__STORED ROWS__.
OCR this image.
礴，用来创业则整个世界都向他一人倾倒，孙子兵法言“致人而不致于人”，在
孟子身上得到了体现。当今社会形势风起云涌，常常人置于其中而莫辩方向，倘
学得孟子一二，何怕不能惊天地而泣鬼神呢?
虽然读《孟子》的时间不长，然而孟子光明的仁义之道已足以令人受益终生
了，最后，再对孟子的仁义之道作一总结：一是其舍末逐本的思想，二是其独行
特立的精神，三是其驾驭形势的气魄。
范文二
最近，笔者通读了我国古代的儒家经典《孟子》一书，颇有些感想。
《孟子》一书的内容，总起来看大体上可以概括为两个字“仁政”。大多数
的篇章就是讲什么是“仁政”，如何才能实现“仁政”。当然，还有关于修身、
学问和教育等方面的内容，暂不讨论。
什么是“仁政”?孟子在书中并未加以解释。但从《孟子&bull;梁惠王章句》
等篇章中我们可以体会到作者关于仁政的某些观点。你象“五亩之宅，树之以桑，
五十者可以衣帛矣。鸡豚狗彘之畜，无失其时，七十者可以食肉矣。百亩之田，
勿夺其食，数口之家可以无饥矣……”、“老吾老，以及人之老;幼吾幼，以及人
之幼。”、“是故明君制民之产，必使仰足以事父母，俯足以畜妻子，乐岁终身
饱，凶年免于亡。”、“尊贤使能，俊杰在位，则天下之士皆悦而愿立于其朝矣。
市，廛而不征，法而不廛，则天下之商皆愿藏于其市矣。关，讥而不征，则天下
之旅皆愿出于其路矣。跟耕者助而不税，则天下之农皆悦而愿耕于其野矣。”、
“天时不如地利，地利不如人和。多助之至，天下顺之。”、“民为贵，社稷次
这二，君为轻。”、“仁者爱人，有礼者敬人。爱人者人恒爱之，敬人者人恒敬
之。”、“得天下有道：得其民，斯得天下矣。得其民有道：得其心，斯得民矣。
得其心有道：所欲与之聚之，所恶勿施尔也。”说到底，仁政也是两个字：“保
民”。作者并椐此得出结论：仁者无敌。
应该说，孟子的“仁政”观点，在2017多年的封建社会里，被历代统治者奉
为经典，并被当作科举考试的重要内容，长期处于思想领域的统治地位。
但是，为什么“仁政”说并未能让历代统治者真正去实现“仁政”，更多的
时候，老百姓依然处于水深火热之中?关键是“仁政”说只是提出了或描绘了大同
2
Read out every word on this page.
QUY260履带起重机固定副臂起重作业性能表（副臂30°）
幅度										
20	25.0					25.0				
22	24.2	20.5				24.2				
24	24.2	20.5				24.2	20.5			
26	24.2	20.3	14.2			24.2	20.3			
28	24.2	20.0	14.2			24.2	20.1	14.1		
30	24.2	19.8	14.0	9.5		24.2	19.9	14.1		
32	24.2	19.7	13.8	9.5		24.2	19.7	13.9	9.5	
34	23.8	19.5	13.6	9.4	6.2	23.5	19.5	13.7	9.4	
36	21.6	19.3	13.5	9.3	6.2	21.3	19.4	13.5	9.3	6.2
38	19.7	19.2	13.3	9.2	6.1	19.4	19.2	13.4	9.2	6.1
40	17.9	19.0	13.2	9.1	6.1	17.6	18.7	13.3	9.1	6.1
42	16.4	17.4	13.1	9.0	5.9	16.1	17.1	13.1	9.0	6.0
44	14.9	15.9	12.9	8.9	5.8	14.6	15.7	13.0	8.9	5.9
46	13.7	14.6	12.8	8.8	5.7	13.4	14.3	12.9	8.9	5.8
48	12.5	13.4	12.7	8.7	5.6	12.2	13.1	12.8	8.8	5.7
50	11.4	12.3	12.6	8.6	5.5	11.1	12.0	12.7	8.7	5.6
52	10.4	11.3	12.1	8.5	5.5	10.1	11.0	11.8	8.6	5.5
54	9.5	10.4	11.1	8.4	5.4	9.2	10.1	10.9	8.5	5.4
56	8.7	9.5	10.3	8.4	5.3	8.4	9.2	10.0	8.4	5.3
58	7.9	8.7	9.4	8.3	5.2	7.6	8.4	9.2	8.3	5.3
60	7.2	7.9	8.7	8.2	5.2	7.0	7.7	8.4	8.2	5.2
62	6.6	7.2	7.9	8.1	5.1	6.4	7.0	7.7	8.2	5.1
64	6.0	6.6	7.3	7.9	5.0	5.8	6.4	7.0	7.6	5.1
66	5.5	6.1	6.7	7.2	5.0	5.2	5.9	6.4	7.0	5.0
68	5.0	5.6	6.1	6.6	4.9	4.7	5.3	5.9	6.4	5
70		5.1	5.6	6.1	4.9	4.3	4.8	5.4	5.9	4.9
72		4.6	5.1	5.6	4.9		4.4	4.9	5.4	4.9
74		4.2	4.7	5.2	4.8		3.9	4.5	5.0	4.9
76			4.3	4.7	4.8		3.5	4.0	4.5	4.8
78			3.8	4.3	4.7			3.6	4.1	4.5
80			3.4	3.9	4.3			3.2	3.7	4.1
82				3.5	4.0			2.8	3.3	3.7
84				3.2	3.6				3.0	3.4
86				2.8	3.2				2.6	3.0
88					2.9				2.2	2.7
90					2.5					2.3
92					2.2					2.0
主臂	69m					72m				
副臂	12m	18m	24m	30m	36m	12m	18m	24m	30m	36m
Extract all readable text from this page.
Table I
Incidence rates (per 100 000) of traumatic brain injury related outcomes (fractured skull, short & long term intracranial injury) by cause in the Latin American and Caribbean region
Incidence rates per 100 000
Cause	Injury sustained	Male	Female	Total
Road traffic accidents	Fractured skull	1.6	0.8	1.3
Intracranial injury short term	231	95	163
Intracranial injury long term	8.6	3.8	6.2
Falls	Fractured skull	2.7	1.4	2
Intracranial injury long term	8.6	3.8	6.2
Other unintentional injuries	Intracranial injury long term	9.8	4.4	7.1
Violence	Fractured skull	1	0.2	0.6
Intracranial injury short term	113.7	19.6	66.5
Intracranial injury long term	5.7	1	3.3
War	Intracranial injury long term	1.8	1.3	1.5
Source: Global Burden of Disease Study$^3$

__GIVEN REQUEST__. Write the data from above out again, exactly.

__IN RESPONSE__.
OCR this image.
礴，用来创业则整个世界都向他一人倾倒，孙子兵法言“致人而不致于人”，在
孟子身上得到了体现。当今社会形势风起云涌，常常人置于其中而莫辩方向，倘
学得孟子一二，何怕不能惊天地而泣鬼神呢?
虽然读《孟子》的时间不长，然而孟子光明的仁义之道已足以令人受益终生
了，最后，再对孟子的仁义之道作一总结：一是其舍末逐本的思想，二是其独行
特立的精神，三是其驾驭形势的气魄。
范文二
最近，笔者通读了我国古代的儒家经典《孟子》一书，颇有些感想。
《孟子》一书的内容，总起来看大体上可以概括为两个字“仁政”。大多数
的篇章就是讲什么是“仁政”，如何才能实现“仁政”。当然，还有关于修身、
学问和教育等方面的内容，暂不讨论。
什么是“仁政”?孟子在书中并未加以解释。但从《孟子&bull;梁惠王章句》
等篇章中我们可以体会到作者关于仁政的某些观点。你象“五亩之宅，树之以桑，
五十者可以衣帛矣。鸡豚狗彘之畜，无失其时，七十者可以食肉矣。百亩之田，
勿夺其食，数口之家可以无饥矣……”、“老吾老，以及人之老;幼吾幼，以及人
之幼。”、“是故明君制民之产，必使仰足以事父母，俯足以畜妻子，乐岁终身
饱，凶年免于亡。”、“尊贤使能，俊杰在位，则天下之士皆悦而愿立于其朝矣。
市，廛而不征，法而不廛，则天下之商皆愿藏于其市矣。关，讥而不征，则天下
之旅皆愿出于其路矣。跟耕者助而不税，则天下之农皆悦而愿耕于其野矣。”、
“天时不如地利，地利不如人和。多助之至，天下顺之。”、“民为贵，社稷次
这二，君为轻。”、“仁者爱人，有礼者敬人。爱人者人恒爱之，敬人者人恒敬
之。”、“得天下有道：得其民，斯得天下矣。得其民有道：得其心，斯得民矣。
得其心有道：所欲与之聚之，所恶勿施尔也。”说到底，仁政也是两个字：“保
民”。作者并椐此得出结论：仁者无敌。
应该说，孟子的“仁政”观点，在2017多年的封建社会里，被历代统治者奉
为经典，并被当作科举考试的重要内容，长期处于思想领域的统治地位。
但是，为什么“仁政”说并未能让历代统治者真正去实现“仁政”，更多的
时候，老百姓依然处于水深火热之中?关键是“仁政”说只是提出了或描绘了大同
2
Read out every word on this page.
QUY260履带起重机固定副臂起重作业性能表（副臂30°）
幅度										
20	25.0					25.0				
22	24.2	20.5				24.2				
24	24.2	20.5				24.2	20.5			
26	24.2	20.3	14.2			24.2	20.3			
28	24.2	20.0	14.2			24.2	20.1	14.1		
30	24.2	19.8	14.0	9.5		24.2	19.9	14.1		
32	24.2	19.7	13.8	9.5		24.2	19.7	13.9	9.5	
34	23.8	19.5	13.6	9.4	6.2	23.5	19.5	13.7	9.4	
36	21.6	19.3	13.5	9.3	6.2	21.3	19.4	13.5	9.3	6.2
38	19.7	19.2	13.3	9.2	6.1	19.4	19.2	13.4	9.2	6.1
40	17.9	19.0	13.2	9.1	6.1	17.6	18.7	13.3	9.1	6.1
42	16.4	17.4	13.1	9.0	5.9	16.1	17.1	13.1	9.0	6.0
44	14.9	15.9	12.9	8.9	5.8	14.6	15.7	13.0	8.9	5.9
46	13.7	14.6	12.8	8.8	5.7	13.4	14.3	12.9	8.9	5.8
48	12.5	13.4	12.7	8.7	5.6	12.2	13.1	12.8	8.8	5.7
50	11.4	12.3	12.6	8.6	5.5	11.1	12.0	12.7	8.7	5.6
52	10.4	11.3	12.1	8.5	5.5	10.1	11.0	11.8	8.6	5.5
54	9.5	10.4	11.1	8.4	5.4	9.2	10.1	10.9	8.5	5.4
56	8.7	9.5	10.3	8.4	5.3	8.4	9.2	10.0	8.4	5.3
58	7.9	8.7	9.4	8.3	5.2	7.6	8.4	9.2	8.3	5.3
60	7.2	7.9	8.7	8.2	5.2	7.0	7.7	8.4	8.2	5.2
62	6.6	7.2	7.9	8.1	5.1	6.4	7.0	7.7	8.2	5.1
64	6.0	6.6	7.3	7.9	5.0	5.8	6.4	7.0	7.6	5.1
66	5.5	6.1	6.7	7.2	5.0	5.2	5.9	6.4	7.0	5.0
68	5.0	5.6	6.1	6.6	4.9	4.7	5.3	5.9	6.4	5
70		5.1	5.6	6.1	4.9	4.3	4.8	5.4	5.9	4.9
72		4.6	5.1	5.6	4.9		4.4	4.9	5.4	4.9
74		4.2	4.7	5.2	4.8		3.9	4.5	5.0	4.9
76			4.3	4.7	4.8		3.5	4.0	4.5	4.8
78			3.8	4.3	4.7			3.6	4.1	4.5
80			3.4	3.9	4.3			3.2	3.7	4.1
82				3.5	4.0			2.8	3.3	3.7
84				3.2	3.6				3.0	3.4
86				2.8	3.2				2.6	3.0
88					2.9				2.2	2.7
90					2.5					2.3
92					2.2					2.0
主臂	69m					72m				
副臂	12m	18m	24m	30m	36m	12m	18m	24m	30m	36m
Extract all readable text from this page.
Table I
Incidence rates (per 100 000) of traumatic brain injury related outcomes (fractured skull, short & long term intracranial injury) by cause in the Latin American and Caribbean region
Incidence rates per 100 000
Cause	Injury sustained	Male	Female	Total
Road traffic accidents	Fractured skull	1.6	0.8	1.3
Intracranial injury short term	231	95	163
Intracranial injury long term	8.6	3.8	6.2
Falls	Fractured skull	2.7	1.4	2
Intracranial injury long term	8.6	3.8	6.2
Other unintentional injuries	Intracranial injury long term	9.8	4.4	7.1
Violence	Fractured skull	1	0.2	0.6
Intracranial injury short term	113.7	19.6	66.5
Intracranial injury long term	5.7	1	3.3
War	Intracranial injury long term	1.8	1.3	1.5
Source: Global Burden of Disease Study$^3$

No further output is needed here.